--- GIVEN INSTRUCTION ---
Print every line of the listing exactly, please.

::::

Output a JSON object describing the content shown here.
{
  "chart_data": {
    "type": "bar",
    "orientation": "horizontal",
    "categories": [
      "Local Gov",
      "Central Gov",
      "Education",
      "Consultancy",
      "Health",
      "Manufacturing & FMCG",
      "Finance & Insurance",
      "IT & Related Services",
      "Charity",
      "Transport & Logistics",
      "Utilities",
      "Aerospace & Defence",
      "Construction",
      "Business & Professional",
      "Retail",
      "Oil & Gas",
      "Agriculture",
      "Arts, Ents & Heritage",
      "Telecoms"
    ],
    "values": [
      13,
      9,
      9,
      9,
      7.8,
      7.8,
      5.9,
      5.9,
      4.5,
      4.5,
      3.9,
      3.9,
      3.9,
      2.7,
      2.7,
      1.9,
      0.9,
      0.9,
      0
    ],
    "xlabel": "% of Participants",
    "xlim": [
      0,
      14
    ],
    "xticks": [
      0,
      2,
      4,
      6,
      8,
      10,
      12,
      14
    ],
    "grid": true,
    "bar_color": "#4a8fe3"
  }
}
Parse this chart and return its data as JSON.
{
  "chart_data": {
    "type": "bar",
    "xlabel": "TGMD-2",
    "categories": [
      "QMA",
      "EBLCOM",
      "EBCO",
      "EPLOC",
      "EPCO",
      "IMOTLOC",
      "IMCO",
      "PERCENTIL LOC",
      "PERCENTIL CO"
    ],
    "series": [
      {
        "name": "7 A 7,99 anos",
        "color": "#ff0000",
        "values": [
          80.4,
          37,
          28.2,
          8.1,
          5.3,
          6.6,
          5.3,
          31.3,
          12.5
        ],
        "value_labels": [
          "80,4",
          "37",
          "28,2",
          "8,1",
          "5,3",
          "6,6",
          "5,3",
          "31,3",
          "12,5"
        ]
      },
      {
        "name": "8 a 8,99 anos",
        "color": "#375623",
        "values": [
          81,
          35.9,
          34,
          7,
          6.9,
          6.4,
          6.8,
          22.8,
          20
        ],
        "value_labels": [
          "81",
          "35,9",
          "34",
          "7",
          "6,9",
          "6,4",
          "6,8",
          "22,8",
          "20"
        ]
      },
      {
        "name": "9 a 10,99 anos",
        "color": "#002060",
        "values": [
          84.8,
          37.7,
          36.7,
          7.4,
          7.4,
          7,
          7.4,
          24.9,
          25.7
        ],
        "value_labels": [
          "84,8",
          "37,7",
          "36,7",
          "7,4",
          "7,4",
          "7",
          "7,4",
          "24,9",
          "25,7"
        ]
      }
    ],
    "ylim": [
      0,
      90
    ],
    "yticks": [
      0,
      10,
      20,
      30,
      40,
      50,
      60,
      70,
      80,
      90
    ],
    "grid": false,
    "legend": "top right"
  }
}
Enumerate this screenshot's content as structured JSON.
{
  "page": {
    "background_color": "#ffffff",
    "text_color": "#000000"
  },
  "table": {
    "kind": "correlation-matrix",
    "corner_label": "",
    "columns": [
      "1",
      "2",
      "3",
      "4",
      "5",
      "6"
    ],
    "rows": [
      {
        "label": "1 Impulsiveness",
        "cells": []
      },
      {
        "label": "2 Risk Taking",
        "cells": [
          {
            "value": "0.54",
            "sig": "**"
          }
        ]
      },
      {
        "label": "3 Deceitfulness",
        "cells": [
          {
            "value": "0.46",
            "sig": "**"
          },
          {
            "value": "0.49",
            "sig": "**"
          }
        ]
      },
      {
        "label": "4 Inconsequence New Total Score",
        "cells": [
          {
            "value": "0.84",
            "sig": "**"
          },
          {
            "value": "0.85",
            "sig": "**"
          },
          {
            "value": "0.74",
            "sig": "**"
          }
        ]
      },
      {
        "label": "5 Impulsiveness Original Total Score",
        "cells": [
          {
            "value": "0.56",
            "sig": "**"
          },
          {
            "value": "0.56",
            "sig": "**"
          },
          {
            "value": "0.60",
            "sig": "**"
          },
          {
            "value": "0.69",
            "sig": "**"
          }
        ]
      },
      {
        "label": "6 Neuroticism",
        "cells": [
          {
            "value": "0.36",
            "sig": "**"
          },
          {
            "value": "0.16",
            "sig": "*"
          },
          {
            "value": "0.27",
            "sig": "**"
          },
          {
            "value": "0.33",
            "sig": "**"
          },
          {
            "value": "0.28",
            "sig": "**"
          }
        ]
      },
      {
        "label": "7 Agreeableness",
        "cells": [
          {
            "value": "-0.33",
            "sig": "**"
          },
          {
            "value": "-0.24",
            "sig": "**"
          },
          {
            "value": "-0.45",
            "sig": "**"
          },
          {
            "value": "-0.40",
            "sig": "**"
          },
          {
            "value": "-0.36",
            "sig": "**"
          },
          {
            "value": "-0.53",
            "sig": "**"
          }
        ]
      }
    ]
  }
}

::::

--- RESPONSE TO THE EXERCISE ---
Output a JSON object describing the content shown here.
{
  "chart_data": {
    "type": "bar",
    "orientation": "horizontal",
    "categories": [
      "Local Gov",
      "Central Gov",
      "Education",
      "Consultancy",
      "Health",
      "Manufacturing & FMCG",
      "Finance & Insurance",
      "IT & Related Services",
      "Charity",
      "Transport & Logistics",
      "Utilities",
      "Aerospace & Defence",
      "Construction",
      "Business & Professional",
      "Retail",
      "Oil & Gas",
      "Agriculture",
      "Arts, Ents & Heritage",
      "Telecoms"
    ],
    "values": [
      13,
      9,
      9,
      9,
      7.8,
      7.8,
      5.9,
      5.9,
      4.5,
      4.5,
      3.9,
      3.9,
      3.9,
      2.7,
      2.7,
      1.9,
      0.9,
      0.9,
      0
    ],
    "xlabel": "% of Participants",
    "xlim": [
      0,
      14
    ],
    "xticks": [
      0,
      2,
      4,
      6,
      8,
      10,
      12,
      14
    ],
    "grid": true,
    "bar_color": "#4a8fe3"
  }
}
Parse this chart and return its data as JSON.
{
  "chart_data": {
    "type": "bar",
    "xlabel": "TGMD-2",
    "categories": [
      "QMA",
      "EBLCOM",
      "EBCO",
      "EPLOC",
      "EPCO",
      "IMOTLOC",
      "IMCO",
      "PERCENTIL LOC",
      "PERCENTIL CO"
    ],
    "series": [
      {
        "name": "7 A 7,99 anos",
        "color": "#ff0000",
        "values": [
          80.4,
          37,
          28.2,
          8.1,
          5.3,
          6.6,
          5.3,
          31.3,
          12.5
        ],
        "value_labels": [
          "80,4",
          "37",
          "28,2",
          "8,1",
          "5,3",
          "6,6",
          "5,3",
          "31,3",
          "12,5"
        ]
      },
      {
        "name": "8 a 8,99 anos",
        "color": "#375623",
        "values": [
          81,
          35.9,
          34,
          7,
          6.9,
          6.4,
          6.8,
          22.8,
          20
        ],
        "value_labels": [
          "81",
          "35,9",
          "34",
          "7",
          "6,9",
          "6,4",
          "6,8",
          "22,8",
          "20"
        ]
      },
      {
        "name": "9 a 10,99 anos",
        "color": "#002060",
        "values": [
          84.8,
          37.7,
          36.7,
          7.4,
          7.4,
          7,
          7.4,
          24.9,
          25.7
        ],
        "value_labels": [
          "84,8",
          "37,7",
          "36,7",
          "7,4",
          "7,4",
          "7",
          "7,4",
          "24,9",
          "25,7"
        ]
      }
    ],
    "ylim": [
      0,
      90
    ],
    "yticks": [
      0,
      10,
      20,
      30,
      40,
      50,
      60,
      70,
      80,
      90
    ],
    "grid": false,
    "legend": "top right"
  }
}
Enumerate this screenshot's content as structured JSON.
{
  "page": {
    "background_color": "#ffffff",
    "text_color": "#000000"
  },
  "table": {
    "kind": "correlation-matrix",
    "corner_label": "",
    "columns": [
      "1",
      "2",
      "3",
      "4",
      "5",
      "6"
    ],
    "rows": [
      {
        "label": "1 Impulsiveness",
        "cells": []
      },
      {
        "label": "2 Risk Taking",
        "cells": [
          {
            "value": "0.54",
            "sig": "**"
          }
        ]
      },
      {
        "label": "3 Deceitfulness",
        "cells": [
          {
            "value": "0.46",
            "sig": "**"
          },
          {
            "value": "0.49",
            "sig": "**"
          }
        ]
      },
      {
        "label": "4 Inconsequence New Total Score",
        "cells": [
          {
            "value": "0.84",
            "sig": "**"
          },
          {
            "value": "0.85",
            "sig": "**"
          },
          {
            "value": "0.74",
            "sig": "**"
          }
        ]
      },
      {
        "label": "5 Impulsiveness Original Total Score",
        "cells": [
          {
            "value": "0.56",
            "sig": "**"
          },
          {
            "value": "0.56",
            "sig": "**"
          },
          {
            "value": "0.60",
            "sig": "**"
          },
          {
            "value": "0.69",
            "sig": "**"
          }
        ]
      },
      {
        "label": "6 Neuroticism",
        "cells": [
          {
            "value": "0.36",
            "sig": "**"
          },
          {
            "value": "0.16",
            "sig": "*"
          },
          {
            "value": "0.27",
            "sig": "**"
          },
          {
            "value": "0.33",
            "sig": "**"
          },
          {
            "value": "0.28",
            "sig": "**"
          }
        ]
      },
      {
        "label": "7 Agreeableness",
        "cells": [
          {
            "value": "-0.33",
            "sig": "**"
          },
          {
            "value": "-0.24",
            "sig": "**"
          },
          {
            "value": "-0.45",
            "sig": "**"
          },
          {
            "value": "-0.40",
            "sig": "**"
          },
          {
            "value": "-0.36",
            "sig": "**"
          },
          {
            "value": "-0.53",
            "sig": "**"
          }
        ]
      }
    ]
  }
}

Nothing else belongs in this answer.